From the listing below, pull out the lines that hold "frames".

* begin Records for the exercise *

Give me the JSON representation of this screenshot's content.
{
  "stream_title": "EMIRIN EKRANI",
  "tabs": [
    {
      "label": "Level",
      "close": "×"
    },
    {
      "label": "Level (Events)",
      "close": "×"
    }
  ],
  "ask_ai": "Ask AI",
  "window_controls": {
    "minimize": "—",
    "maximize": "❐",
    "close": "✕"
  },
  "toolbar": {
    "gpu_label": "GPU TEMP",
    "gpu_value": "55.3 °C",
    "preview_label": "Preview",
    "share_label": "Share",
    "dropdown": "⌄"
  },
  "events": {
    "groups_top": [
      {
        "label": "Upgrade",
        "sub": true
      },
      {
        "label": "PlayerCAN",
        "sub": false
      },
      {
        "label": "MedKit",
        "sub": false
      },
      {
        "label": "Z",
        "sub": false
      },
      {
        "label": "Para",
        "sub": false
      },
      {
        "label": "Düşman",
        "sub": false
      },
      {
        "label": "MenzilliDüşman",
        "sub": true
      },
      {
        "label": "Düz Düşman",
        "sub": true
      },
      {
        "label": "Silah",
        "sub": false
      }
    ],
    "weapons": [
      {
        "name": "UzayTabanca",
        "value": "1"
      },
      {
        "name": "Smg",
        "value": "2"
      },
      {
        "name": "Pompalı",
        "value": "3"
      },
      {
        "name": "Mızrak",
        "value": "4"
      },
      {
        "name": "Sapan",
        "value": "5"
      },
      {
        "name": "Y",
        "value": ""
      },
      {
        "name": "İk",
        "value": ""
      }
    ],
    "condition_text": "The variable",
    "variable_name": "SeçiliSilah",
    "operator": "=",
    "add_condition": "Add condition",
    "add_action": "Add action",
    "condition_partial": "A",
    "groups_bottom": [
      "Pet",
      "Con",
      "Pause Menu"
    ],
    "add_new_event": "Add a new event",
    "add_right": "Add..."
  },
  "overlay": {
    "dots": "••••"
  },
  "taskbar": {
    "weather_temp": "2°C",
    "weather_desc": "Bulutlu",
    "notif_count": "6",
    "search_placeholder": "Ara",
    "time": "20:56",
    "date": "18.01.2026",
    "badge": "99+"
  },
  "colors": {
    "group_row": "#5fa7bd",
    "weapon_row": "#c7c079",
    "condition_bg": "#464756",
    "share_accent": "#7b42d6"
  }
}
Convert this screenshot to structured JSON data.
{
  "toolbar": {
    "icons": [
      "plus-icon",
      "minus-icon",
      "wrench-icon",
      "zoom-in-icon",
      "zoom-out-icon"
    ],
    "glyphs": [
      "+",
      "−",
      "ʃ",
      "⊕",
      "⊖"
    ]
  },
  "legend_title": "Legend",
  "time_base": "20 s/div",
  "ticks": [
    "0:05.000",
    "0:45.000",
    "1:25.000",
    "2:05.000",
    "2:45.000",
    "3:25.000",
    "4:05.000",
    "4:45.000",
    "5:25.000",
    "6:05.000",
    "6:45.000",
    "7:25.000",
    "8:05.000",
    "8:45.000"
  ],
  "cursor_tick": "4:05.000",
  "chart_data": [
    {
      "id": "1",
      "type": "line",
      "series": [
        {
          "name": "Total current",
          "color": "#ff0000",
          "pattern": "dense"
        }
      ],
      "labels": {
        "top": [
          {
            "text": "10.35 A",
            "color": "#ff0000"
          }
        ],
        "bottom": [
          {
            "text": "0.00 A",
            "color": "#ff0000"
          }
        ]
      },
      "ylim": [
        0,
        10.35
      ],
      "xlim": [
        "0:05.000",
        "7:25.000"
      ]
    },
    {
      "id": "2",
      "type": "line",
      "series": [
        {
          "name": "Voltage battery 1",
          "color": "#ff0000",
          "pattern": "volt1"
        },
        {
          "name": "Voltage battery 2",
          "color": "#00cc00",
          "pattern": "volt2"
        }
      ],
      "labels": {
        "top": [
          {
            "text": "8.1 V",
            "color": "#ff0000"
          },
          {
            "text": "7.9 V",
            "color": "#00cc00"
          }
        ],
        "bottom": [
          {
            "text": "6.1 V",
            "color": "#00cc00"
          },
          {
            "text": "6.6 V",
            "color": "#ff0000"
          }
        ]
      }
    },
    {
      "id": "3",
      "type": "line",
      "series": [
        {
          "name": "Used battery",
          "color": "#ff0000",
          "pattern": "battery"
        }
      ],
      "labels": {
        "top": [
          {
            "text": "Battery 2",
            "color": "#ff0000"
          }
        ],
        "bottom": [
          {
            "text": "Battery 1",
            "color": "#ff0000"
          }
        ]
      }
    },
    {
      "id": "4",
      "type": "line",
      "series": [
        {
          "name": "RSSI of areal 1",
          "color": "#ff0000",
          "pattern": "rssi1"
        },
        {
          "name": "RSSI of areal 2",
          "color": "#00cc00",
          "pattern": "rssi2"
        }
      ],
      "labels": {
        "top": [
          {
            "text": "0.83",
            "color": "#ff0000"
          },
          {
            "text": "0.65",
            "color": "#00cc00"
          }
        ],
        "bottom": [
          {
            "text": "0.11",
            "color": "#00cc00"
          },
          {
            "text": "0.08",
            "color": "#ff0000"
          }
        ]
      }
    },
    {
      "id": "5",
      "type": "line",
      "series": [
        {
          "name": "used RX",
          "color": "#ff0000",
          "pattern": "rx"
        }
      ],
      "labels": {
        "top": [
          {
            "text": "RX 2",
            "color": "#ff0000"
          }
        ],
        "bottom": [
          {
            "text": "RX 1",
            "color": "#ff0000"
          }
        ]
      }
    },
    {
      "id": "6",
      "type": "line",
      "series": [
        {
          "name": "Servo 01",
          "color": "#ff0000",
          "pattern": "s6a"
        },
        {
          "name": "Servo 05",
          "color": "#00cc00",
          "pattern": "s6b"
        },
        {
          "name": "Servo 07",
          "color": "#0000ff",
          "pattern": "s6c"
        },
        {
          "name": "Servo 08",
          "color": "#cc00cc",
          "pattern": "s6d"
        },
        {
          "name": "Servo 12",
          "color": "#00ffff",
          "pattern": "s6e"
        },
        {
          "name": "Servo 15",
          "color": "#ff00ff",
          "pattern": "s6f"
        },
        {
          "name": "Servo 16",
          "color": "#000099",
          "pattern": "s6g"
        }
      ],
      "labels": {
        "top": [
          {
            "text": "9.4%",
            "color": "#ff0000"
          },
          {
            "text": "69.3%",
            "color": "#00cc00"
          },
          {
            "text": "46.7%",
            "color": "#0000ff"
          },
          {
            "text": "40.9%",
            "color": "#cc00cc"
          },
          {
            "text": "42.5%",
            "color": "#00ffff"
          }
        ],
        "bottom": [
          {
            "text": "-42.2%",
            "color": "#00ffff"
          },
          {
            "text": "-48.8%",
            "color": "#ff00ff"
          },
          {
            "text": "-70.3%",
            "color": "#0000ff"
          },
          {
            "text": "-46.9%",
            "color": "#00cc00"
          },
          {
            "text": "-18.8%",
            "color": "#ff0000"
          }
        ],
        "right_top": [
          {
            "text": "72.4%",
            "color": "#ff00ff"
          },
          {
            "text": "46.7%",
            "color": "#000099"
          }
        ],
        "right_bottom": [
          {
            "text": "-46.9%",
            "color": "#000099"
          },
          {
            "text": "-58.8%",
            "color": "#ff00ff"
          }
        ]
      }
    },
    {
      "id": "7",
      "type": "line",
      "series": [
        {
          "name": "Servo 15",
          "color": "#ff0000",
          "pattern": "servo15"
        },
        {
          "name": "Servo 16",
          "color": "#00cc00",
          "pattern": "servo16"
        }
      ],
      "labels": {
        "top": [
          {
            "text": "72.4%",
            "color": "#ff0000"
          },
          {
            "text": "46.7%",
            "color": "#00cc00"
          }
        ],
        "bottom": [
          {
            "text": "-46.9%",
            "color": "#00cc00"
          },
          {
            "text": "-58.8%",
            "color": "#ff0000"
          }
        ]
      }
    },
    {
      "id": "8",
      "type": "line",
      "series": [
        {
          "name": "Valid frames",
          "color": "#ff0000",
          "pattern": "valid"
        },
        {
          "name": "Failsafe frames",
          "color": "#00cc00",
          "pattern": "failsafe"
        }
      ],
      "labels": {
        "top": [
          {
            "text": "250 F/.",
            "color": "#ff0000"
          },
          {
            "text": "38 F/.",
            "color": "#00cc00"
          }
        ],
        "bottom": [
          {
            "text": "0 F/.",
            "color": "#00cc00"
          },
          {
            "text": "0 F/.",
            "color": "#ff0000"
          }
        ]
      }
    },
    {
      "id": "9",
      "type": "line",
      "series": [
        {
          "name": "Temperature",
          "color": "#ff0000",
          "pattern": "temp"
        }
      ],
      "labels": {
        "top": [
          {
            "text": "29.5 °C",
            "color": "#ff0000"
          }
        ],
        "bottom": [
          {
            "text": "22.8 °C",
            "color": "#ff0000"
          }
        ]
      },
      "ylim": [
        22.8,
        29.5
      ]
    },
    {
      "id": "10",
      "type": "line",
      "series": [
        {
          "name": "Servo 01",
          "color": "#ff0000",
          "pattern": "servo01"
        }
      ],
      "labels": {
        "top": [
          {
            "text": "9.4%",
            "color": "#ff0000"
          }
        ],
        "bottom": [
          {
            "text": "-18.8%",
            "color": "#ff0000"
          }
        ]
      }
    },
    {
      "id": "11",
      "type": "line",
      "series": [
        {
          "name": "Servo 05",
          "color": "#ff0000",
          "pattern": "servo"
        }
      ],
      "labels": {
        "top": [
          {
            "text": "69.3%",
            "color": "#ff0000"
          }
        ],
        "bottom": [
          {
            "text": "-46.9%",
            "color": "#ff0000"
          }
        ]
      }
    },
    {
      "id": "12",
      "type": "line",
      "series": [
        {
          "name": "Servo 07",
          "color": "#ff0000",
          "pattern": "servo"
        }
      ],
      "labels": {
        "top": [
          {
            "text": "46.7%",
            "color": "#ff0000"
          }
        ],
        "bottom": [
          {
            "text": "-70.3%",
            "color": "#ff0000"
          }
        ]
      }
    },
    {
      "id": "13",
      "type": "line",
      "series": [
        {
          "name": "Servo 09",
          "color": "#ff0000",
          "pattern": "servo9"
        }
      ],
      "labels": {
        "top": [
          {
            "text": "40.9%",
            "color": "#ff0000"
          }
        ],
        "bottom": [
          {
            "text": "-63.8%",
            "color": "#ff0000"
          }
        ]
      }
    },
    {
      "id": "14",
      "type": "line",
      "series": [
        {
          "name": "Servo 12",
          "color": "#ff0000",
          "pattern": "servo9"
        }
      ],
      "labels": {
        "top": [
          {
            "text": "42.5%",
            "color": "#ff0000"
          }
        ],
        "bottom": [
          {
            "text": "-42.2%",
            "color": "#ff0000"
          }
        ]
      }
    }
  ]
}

* end Records for the exercise *

_Task answer_
          "name": "Valid frames",
          "name": "Failsafe frames",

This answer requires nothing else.